Task goal.
Copy out each line in the material below that has the word "VITOS".

(Some records)
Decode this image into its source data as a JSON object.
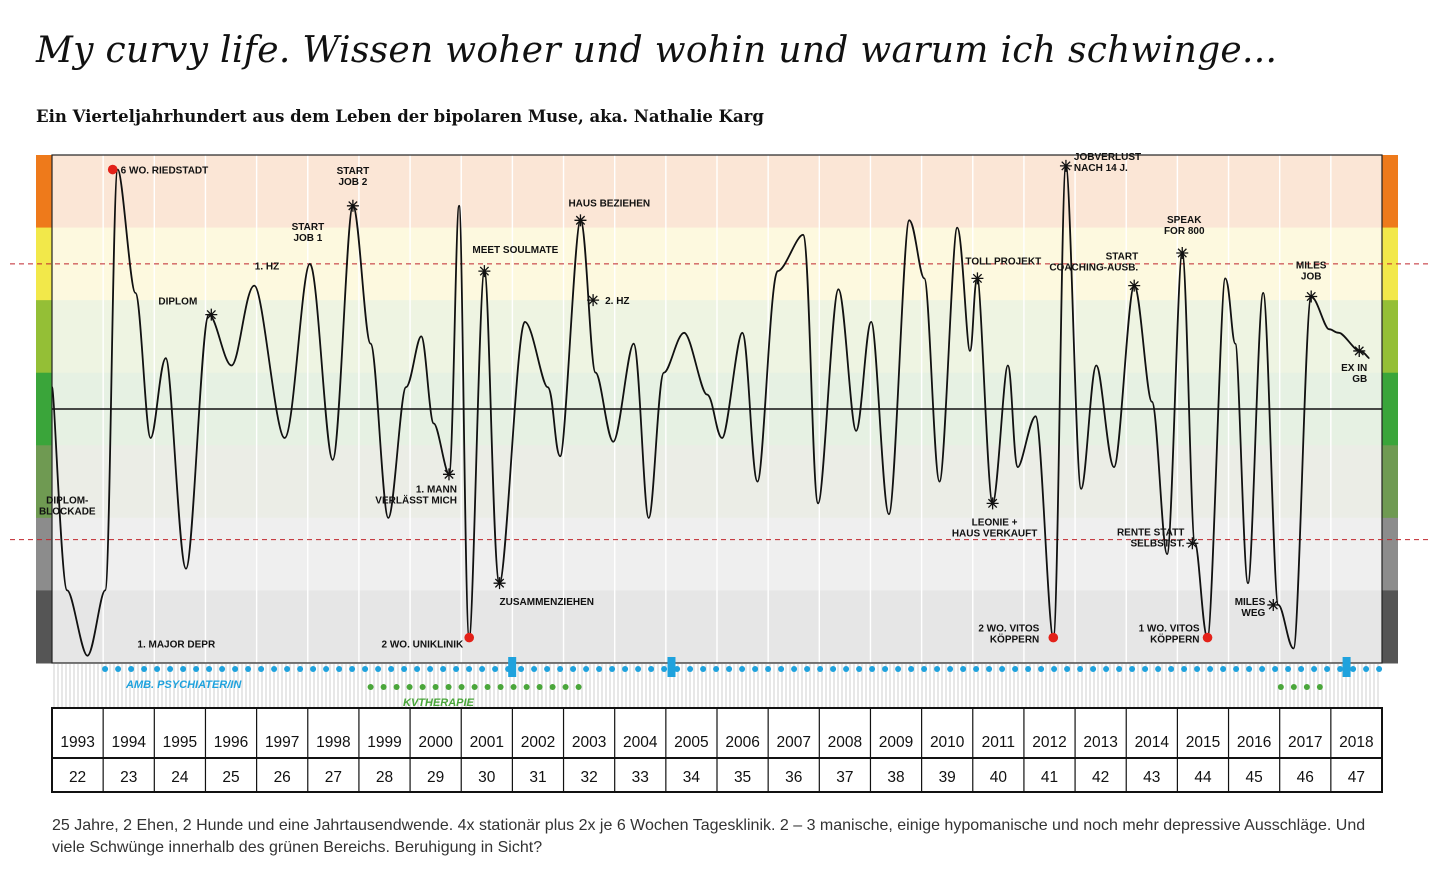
{
  "header": {
    "title": "My curvy life. Wissen woher und wohin und warum ich schwinge...",
    "subtitle": "Ein Vierteljahrhundert aus dem Leben der bipolaren Muse, aka. Nathalie Karg"
  },
  "caption": "25 Jahre, 2 Ehen, 2 Hunde und eine Jahrtausendwende. 4x stationär plus 2x je 6 Wochen Tagesklinik. 2 – 3 manische, einige hypomanische und noch mehr depressive Ausschläge. Und viele Schwünge innerhalb des grünen Bereichs. Beruhigung in Sicht?",
  "colors": {
    "mood_bands": [
      "#ee7a1b",
      "#f2e84a",
      "#94bf36",
      "#3aa53a",
      "#6f9a52",
      "#8c8c8c",
      "#555555"
    ],
    "mood_band_fills": [
      "#fbe6d6",
      "#fdf9df",
      "#eef4e2",
      "#e6f1e3",
      "#ebede6",
      "#efefef",
      "#e6e6e6"
    ],
    "curve": "#111111",
    "crisis_marker": "#e32119",
    "threshold_line": "#c0262d",
    "psychiatrist": "#1fa2dd",
    "therapy": "#4aa63a"
  },
  "chart_data": {
    "type": "line",
    "x_unit": "year",
    "xlim": [
      1992.7,
      2019.0
    ],
    "years": [
      "1993",
      "1994",
      "1995",
      "1996",
      "1997",
      "1998",
      "1999",
      "2000",
      "2001",
      "2002",
      "2003",
      "2004",
      "2005",
      "2006",
      "2007",
      "2008",
      "2009",
      "2010",
      "2011",
      "2012",
      "2013",
      "2014",
      "2015",
      "2016",
      "2017",
      "2018"
    ],
    "ages": [
      "22",
      "23",
      "24",
      "25",
      "26",
      "27",
      "28",
      "29",
      "30",
      "31",
      "32",
      "33",
      "34",
      "35",
      "36",
      "37",
      "38",
      "39",
      "40",
      "41",
      "42",
      "43",
      "44",
      "45",
      "46",
      "47"
    ],
    "ylim": [
      -3.5,
      3.5
    ],
    "mood_band_count": 7,
    "thresholds": [
      2.0,
      -1.8
    ],
    "curve": [
      [
        1992.7,
        0.3
      ],
      [
        1993.0,
        -2.5
      ],
      [
        1993.4,
        -3.4
      ],
      [
        1993.75,
        -2.5
      ],
      [
        1994.0,
        3.3
      ],
      [
        1994.35,
        1.6
      ],
      [
        1994.65,
        -0.4
      ],
      [
        1994.95,
        0.7
      ],
      [
        1995.35,
        -2.2
      ],
      [
        1995.8,
        1.3
      ],
      [
        1996.25,
        0.6
      ],
      [
        1996.7,
        1.7
      ],
      [
        1997.3,
        -0.4
      ],
      [
        1997.8,
        2.0
      ],
      [
        1998.25,
        -0.7
      ],
      [
        1998.65,
        2.8
      ],
      [
        1999.0,
        0.9
      ],
      [
        1999.35,
        -1.5
      ],
      [
        1999.7,
        0.3
      ],
      [
        2000.0,
        1.0
      ],
      [
        2000.25,
        -0.2
      ],
      [
        2000.55,
        -0.9
      ],
      [
        2000.75,
        2.8
      ],
      [
        2000.95,
        -3.15
      ],
      [
        2001.25,
        1.9
      ],
      [
        2001.55,
        -2.4
      ],
      [
        2002.05,
        1.2
      ],
      [
        2002.5,
        0.3
      ],
      [
        2002.75,
        -0.65
      ],
      [
        2003.15,
        2.6
      ],
      [
        2003.45,
        0.5
      ],
      [
        2003.8,
        -0.45
      ],
      [
        2004.2,
        0.9
      ],
      [
        2004.5,
        -1.5
      ],
      [
        2004.8,
        0.5
      ],
      [
        2005.2,
        1.05
      ],
      [
        2005.65,
        0.2
      ],
      [
        2005.95,
        -0.4
      ],
      [
        2006.35,
        1.05
      ],
      [
        2006.65,
        -1.0
      ],
      [
        2007.05,
        1.9
      ],
      [
        2007.55,
        2.4
      ],
      [
        2007.85,
        -1.3
      ],
      [
        2008.25,
        1.65
      ],
      [
        2008.6,
        -0.3
      ],
      [
        2008.9,
        1.2
      ],
      [
        2009.25,
        -1.45
      ],
      [
        2009.65,
        2.6
      ],
      [
        2009.95,
        1.8
      ],
      [
        2010.25,
        -1.0
      ],
      [
        2010.6,
        2.5
      ],
      [
        2010.85,
        0.8
      ],
      [
        2011.0,
        1.8
      ],
      [
        2011.3,
        -1.3
      ],
      [
        2011.6,
        0.6
      ],
      [
        2011.8,
        -0.8
      ],
      [
        2012.15,
        -0.1
      ],
      [
        2012.5,
        -3.15
      ],
      [
        2012.75,
        3.35
      ],
      [
        2013.05,
        -1.1
      ],
      [
        2013.35,
        0.6
      ],
      [
        2013.7,
        -0.8
      ],
      [
        2014.1,
        1.7
      ],
      [
        2014.45,
        0.1
      ],
      [
        2014.75,
        -2.0
      ],
      [
        2015.05,
        2.15
      ],
      [
        2015.3,
        -1.85
      ],
      [
        2015.55,
        -3.15
      ],
      [
        2015.9,
        1.8
      ],
      [
        2016.1,
        0.9
      ],
      [
        2016.35,
        -2.4
      ],
      [
        2016.65,
        1.6
      ],
      [
        2016.95,
        -2.7
      ],
      [
        2017.25,
        -3.3
      ],
      [
        2017.6,
        1.55
      ],
      [
        2017.95,
        1.1
      ],
      [
        2018.15,
        1.05
      ],
      [
        2018.55,
        0.8
      ],
      [
        2018.75,
        0.7
      ]
    ],
    "events": [
      {
        "label": "6 WO. RIEDSTADT",
        "year": 1993.9,
        "value": 3.3,
        "marker": "dot"
      },
      {
        "label": "DIPLOM",
        "year": 1995.85,
        "value": 1.3,
        "marker": "star"
      },
      {
        "label": "1. HZ",
        "year": 1996.75,
        "value": 1.7,
        "marker": "none"
      },
      {
        "label": "START\nJOB 1",
        "year": 1997.8,
        "value": 2.0,
        "marker": "none"
      },
      {
        "label": "START\nJOB 2",
        "year": 1998.65,
        "value": 2.8,
        "marker": "star"
      },
      {
        "label": "1. MANN\nVERLÄSST MICH",
        "year": 2000.55,
        "value": -0.9,
        "marker": "star"
      },
      {
        "label": "2 WO. UNIKLINIK",
        "year": 2000.95,
        "value": -3.15,
        "marker": "dot"
      },
      {
        "label": "MEET SOULMATE",
        "year": 2001.25,
        "value": 1.9,
        "marker": "star"
      },
      {
        "label": "ZUSAMMENZIEHEN",
        "year": 2001.55,
        "value": -2.4,
        "marker": "star"
      },
      {
        "label": "HAUS BEZIEHEN",
        "year": 2003.15,
        "value": 2.6,
        "marker": "star"
      },
      {
        "label": "2. HZ",
        "year": 2003.4,
        "value": 1.5,
        "marker": "star"
      },
      {
        "label": "TOLL PROJEKT",
        "year": 2011.0,
        "value": 1.8,
        "marker": "star"
      },
      {
        "label": "LEONIE +\nHAUS VERKAUFT",
        "year": 2011.3,
        "value": -1.3,
        "marker": "star"
      },
      {
        "label": "JOBVERLUST\nNACH 14 J.",
        "year": 2012.75,
        "value": 3.35,
        "marker": "star"
      },
      {
        "label": "2 WO. VITOS\nKÖPPERN",
        "year": 2012.5,
        "value": -3.15,
        "marker": "dot"
      },
      {
        "label": "START\nCOACHING-AUSB.",
        "year": 2014.1,
        "value": 1.7,
        "marker": "star"
      },
      {
        "label": "SPEAK\nFOR 800",
        "year": 2015.05,
        "value": 2.15,
        "marker": "star"
      },
      {
        "label": "RENTE STATT\nSELBSTST.",
        "year": 2015.25,
        "value": -1.85,
        "marker": "star"
      },
      {
        "label": "1 WO. VITOS\nKÖPPERN",
        "year": 2015.55,
        "value": -3.15,
        "marker": "dot"
      },
      {
        "label": "MILES\nJOB",
        "year": 2017.6,
        "value": 1.55,
        "marker": "star"
      },
      {
        "label": "MILES\nWEG",
        "year": 2016.85,
        "value": -2.7,
        "marker": "star"
      },
      {
        "label": "EX IN\nGB",
        "year": 2018.55,
        "value": 0.8,
        "marker": "star"
      },
      {
        "label": "DIPLOM-\nBLOCKADE",
        "year": 1993.2,
        "value": -1.3,
        "marker": "none"
      },
      {
        "label": "1. MAJOR DEPR",
        "year": 1993.4,
        "value": -3.4,
        "marker": "none"
      }
    ],
    "therapies": [
      {
        "label": "AMB. PSYCHIATER/IN",
        "color_key": "psychiatrist",
        "start": 1993.75,
        "end": 2019.0,
        "visits": [
          2001.8,
          2004.95,
          2018.3
        ]
      },
      {
        "label": "KVTHERAPIE",
        "color_key": "therapy",
        "start": 1999.0,
        "end": 2003.2
      },
      {
        "label": "",
        "color_key": "therapy",
        "start": 2017.0,
        "end": 2018.0
      }
    ]
  }
}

Result for this exercise.
        "label": "2 WO. VITOS\nKÖPPERN",
        "label": "1 WO. VITOS\nKÖPPERN",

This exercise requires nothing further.